Exercise brief
Copy out each of the following entries line by line, reproducing every character as it appears.

Rows
>> start
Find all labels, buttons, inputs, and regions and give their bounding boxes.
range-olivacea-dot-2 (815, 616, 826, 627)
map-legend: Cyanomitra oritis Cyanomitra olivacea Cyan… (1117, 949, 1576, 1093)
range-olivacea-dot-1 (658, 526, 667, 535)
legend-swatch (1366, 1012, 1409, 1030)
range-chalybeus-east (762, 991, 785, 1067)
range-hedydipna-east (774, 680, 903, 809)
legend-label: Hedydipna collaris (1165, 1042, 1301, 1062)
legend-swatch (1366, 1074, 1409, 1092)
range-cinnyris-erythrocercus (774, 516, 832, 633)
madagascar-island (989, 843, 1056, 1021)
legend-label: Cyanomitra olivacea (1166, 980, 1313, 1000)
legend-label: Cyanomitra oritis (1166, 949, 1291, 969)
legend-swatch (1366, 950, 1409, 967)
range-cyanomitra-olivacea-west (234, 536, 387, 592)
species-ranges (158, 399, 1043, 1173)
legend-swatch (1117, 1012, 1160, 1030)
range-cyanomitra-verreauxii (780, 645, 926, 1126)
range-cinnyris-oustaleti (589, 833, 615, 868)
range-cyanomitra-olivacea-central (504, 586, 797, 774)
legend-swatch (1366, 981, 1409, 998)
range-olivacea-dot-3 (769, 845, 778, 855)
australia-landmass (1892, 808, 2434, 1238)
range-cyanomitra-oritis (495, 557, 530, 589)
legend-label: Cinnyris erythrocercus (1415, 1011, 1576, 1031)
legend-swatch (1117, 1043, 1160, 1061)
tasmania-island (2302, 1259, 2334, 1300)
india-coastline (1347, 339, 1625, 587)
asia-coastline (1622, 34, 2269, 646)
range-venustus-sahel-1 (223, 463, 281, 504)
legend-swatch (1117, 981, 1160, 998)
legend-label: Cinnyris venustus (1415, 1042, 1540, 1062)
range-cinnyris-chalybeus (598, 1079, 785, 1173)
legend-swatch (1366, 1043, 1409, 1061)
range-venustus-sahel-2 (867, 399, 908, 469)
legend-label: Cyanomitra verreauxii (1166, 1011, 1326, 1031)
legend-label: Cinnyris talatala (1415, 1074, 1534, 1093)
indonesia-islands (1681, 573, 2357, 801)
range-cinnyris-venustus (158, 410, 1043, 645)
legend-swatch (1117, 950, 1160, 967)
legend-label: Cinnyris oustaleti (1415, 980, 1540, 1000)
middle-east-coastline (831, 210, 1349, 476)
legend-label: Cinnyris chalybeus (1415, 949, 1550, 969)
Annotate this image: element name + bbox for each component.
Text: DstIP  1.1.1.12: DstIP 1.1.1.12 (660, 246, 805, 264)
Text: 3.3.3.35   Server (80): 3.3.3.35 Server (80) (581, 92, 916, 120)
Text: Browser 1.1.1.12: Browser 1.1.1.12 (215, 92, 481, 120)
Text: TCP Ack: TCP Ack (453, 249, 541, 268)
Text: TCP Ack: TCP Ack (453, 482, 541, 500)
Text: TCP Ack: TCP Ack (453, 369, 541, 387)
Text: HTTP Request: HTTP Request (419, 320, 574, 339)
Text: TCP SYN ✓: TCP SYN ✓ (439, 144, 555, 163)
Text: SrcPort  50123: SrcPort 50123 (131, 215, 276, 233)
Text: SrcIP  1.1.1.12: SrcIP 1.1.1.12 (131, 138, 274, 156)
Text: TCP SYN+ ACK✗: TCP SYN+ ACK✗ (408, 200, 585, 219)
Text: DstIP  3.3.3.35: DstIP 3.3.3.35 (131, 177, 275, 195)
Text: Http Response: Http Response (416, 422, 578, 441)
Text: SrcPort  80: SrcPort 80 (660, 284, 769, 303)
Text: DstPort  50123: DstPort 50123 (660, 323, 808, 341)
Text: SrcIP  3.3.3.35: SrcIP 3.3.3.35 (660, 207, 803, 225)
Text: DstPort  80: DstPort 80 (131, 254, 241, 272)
>> end
Task response
Find all labels, buttons, inputs, and regions and give their bounding boxes.
range-olivacea-dot-2 (815, 616, 826, 627)
map-legend: Cyanomitra oritis Cyanomitra olivacea Cyan… (1117, 949, 1576, 1093)
range-olivacea-dot-1 (658, 526, 667, 535)
legend-swatch (1366, 1012, 1409, 1030)
range-chalybeus-east (762, 991, 785, 1067)
range-hedydipna-east (774, 680, 903, 809)
legend-label: Hedydipna collaris (1165, 1042, 1301, 1062)
legend-swatch (1366, 1074, 1409, 1092)
range-cinnyris-erythrocercus (774, 516, 832, 633)
madagascar-island (989, 843, 1056, 1021)
legend-label: Cyanomitra olivacea (1166, 980, 1313, 1000)
legend-label: Cyanomitra oritis (1166, 949, 1291, 969)
legend-swatch (1366, 950, 1409, 967)
range-cyanomitra-olivacea-west (234, 536, 387, 592)
species-ranges (158, 399, 1043, 1173)
legend-swatch (1117, 1012, 1160, 1030)
range-cyanomitra-verreauxii (780, 645, 926, 1126)
range-cinnyris-oustaleti (589, 833, 615, 868)
range-cyanomitra-olivacea-central (504, 586, 797, 774)
legend-swatch (1366, 981, 1409, 998)
range-olivacea-dot-3 (769, 845, 778, 855)
australia-landmass (1892, 808, 2434, 1238)
range-cyanomitra-oritis (495, 557, 530, 589)
legend-label: Cinnyris erythrocercus (1415, 1011, 1576, 1031)
legend-swatch (1117, 1043, 1160, 1061)
tasmania-island (2302, 1259, 2334, 1300)
india-coastline (1347, 339, 1625, 587)
asia-coastline (1622, 34, 2269, 646)
range-venustus-sahel-1 (223, 463, 281, 504)
legend-swatch (1117, 981, 1160, 998)
legend-label: Cinnyris venustus (1415, 1042, 1540, 1062)
range-cinnyris-chalybeus (598, 1079, 785, 1173)
legend-swatch (1366, 1043, 1409, 1061)
range-venustus-sahel-2 (867, 399, 908, 469)
legend-label: Cyanomitra verreauxii (1166, 1011, 1326, 1031)
legend-label: Cinnyris talatala (1415, 1074, 1534, 1093)
indonesia-islands (1681, 573, 2357, 801)
range-cinnyris-venustus (158, 410, 1043, 645)
legend-swatch (1117, 950, 1160, 967)
legend-label: Cinnyris oustaleti (1415, 980, 1540, 1000)
middle-east-coastline (831, 210, 1349, 476)
legend-label: Cinnyris chalybeus (1415, 949, 1550, 969)
Annotate this image: element name + bbox for each component.
Text: DstIP  1.1.1.12: DstIP 1.1.1.12 (660, 246, 805, 264)
Text: 3.3.3.35   Server (80): 3.3.3.35 Server (80) (581, 92, 916, 120)
Text: Browser 1.1.1.12: Browser 1.1.1.12 (215, 92, 481, 120)
Text: TCP Ack: TCP Ack (453, 249, 541, 268)
Text: TCP Ack: TCP Ack (453, 482, 541, 500)
Text: TCP Ack: TCP Ack (453, 369, 541, 387)
Text: HTTP Request: HTTP Request (419, 320, 574, 339)
Text: TCP SYN ✓: TCP SYN ✓ (439, 144, 555, 163)
Text: SrcPort  50123: SrcPort 50123 (131, 215, 276, 233)
Text: SrcIP  1.1.1.12: SrcIP 1.1.1.12 (131, 138, 274, 156)
Text: TCP SYN+ ACK✗: TCP SYN+ ACK✗ (408, 200, 585, 219)
Text: DstIP  3.3.3.35: DstIP 3.3.3.35 (131, 177, 275, 195)
Text: Http Response: Http Response (416, 422, 578, 441)
Text: SrcPort  80: SrcPort 80 (660, 284, 769, 303)
Text: DstPort  50123: DstPort 50123 (660, 323, 808, 341)
Text: SrcIP  3.3.3.35: SrcIP 3.3.3.35 (660, 207, 803, 225)
Text: DstPort  80: DstPort 80 (131, 254, 241, 272)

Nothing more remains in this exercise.